====== Data for processing ======

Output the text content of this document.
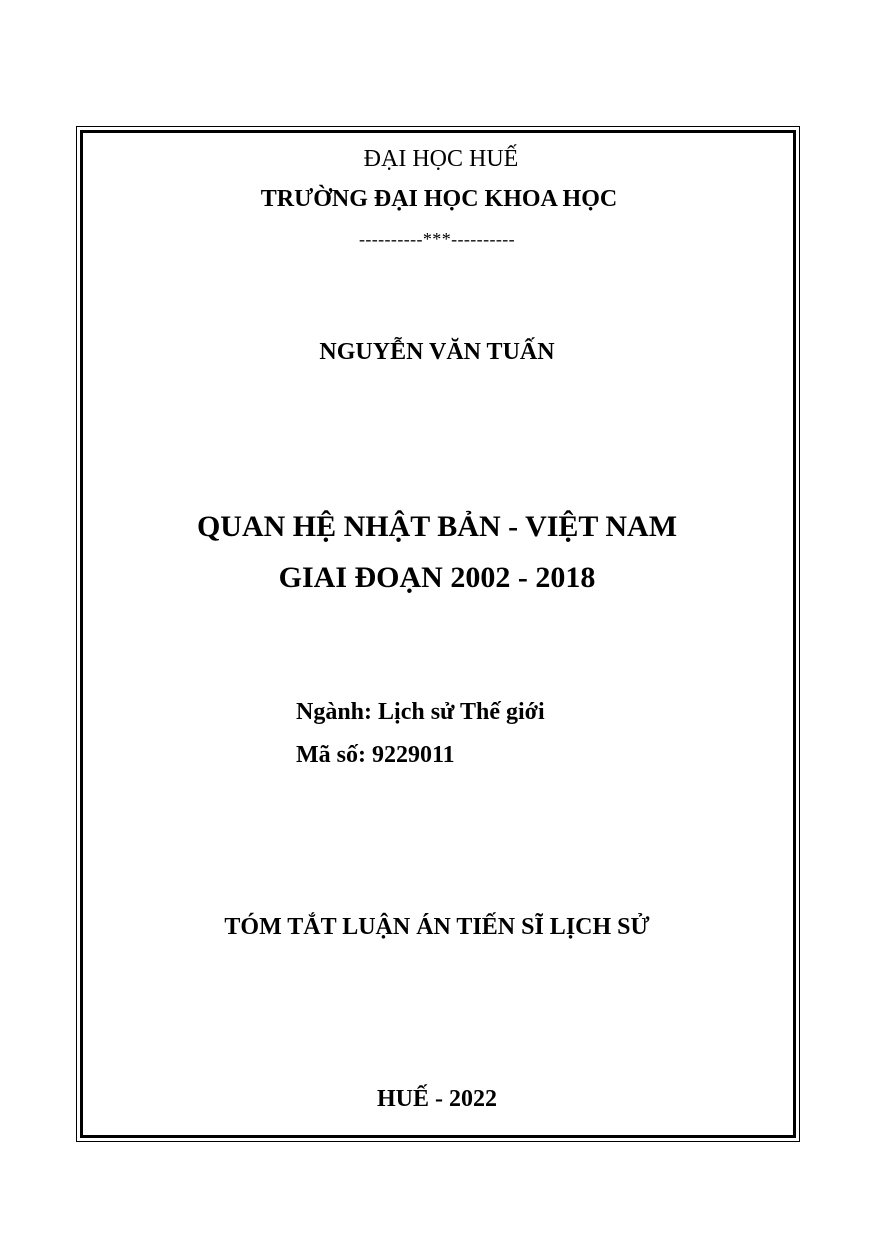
ĐẠI HỌC HUẾ
TRƯỜNG ĐẠI HỌC KHOA HỌC
----------***----------
NGUYỄN VĂN TUẤN
QUAN HỆ NHẬT BẢN - VIỆT NAM
GIAI ĐOẠN 2002 - 2018
Ngành: Lịch sử Thế giới
Mã số: 9229011
TÓM TẮT LUẬN ÁN TIẾN SĨ LỊCH SỬ
HUẾ - 2022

======

→ **Goal of the exercise**
Skip the pictures, then retype every line above exactly.

→ **Correct response**
Output the text content of this document.
ĐẠI HỌC HUẾ
TRƯỜNG ĐẠI HỌC KHOA HỌC
----------***----------
NGUYỄN VĂN TUẤN
QUAN HỆ NHẬT BẢN - VIỆT NAM
GIAI ĐOẠN 2002 - 2018
Ngành: Lịch sử Thế giới
Mã số: 9229011
TÓM TẮT LUẬN ÁN TIẾN SĨ LỊCH SỬ
HUẾ - 2022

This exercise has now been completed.